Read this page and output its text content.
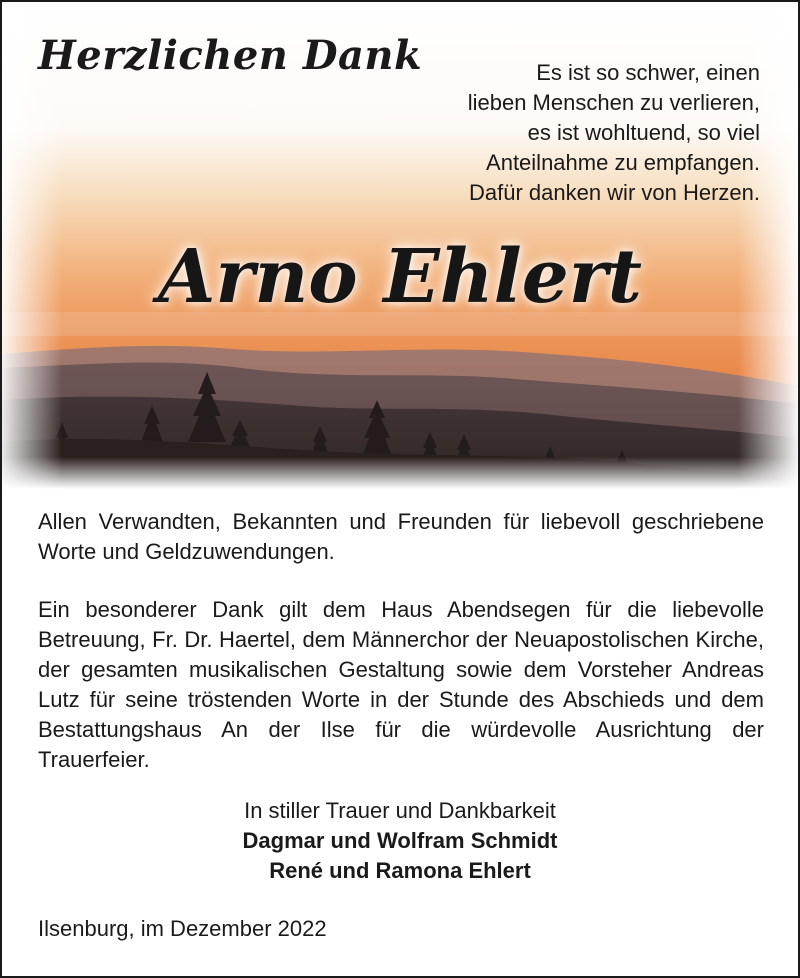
Herzlichen Dank	Es ist so schwer, einen
lieben Menschen zu verlieren,
es ist wohltuend, so viel
Anteilnahme zu empfangen.
Dafür danken wir von Herzen.
Arno Ehlert

Allen Verwandten, Bekannten und Freunden für liebevoll geschriebene Worte und Geldzuwendungen.

Ein besonderer Dank gilt dem Haus Abendsegen für die liebevolle Betreuung, Fr. Dr. Haertel, dem Männerchor der Neuapostolischen Kirche, der gesamten musikalischen Gestaltung sowie dem Vorsteher Andreas Lutz für seine tröstenden Worte in der Stunde des Abschieds und dem Bestattungshaus An der Ilse für die würdevolle Ausrichtung der Trauerfeier.

In stiller Trauer und Dankbarkeit
Dagmar und Wolfram Schmidt
René und Ramona Ehlert

Ilsenburg, im Dezember 2022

> [Task]: The records above must be transcribed exactly. Pictures are left out of the copy.

> [Full output]:
Read this page and output its text content.
Herzlichen Dank	Es ist so schwer, einen
lieben Menschen zu verlieren,
es ist wohltuend, so viel
Anteilnahme zu empfangen.
Dafür danken wir von Herzen.
Arno Ehlert

Allen Verwandten, Bekannten und Freunden für liebevoll geschriebene Worte und Geldzuwendungen.

Ein besonderer Dank gilt dem Haus Abendsegen für die liebevolle Betreuung, Fr. Dr. Haertel, dem Männerchor der Neuapostolischen Kirche, der gesamten musikalischen Gestaltung sowie dem Vorsteher Andreas Lutz für seine tröstenden Worte in der Stunde des Abschieds und dem Bestattungshaus An der Ilse für die würdevolle Ausrichtung der Trauerfeier.

In stiller Trauer und Dankbarkeit
Dagmar und Wolfram Schmidt
René und Ramona Ehlert

Ilsenburg, im Dezember 2022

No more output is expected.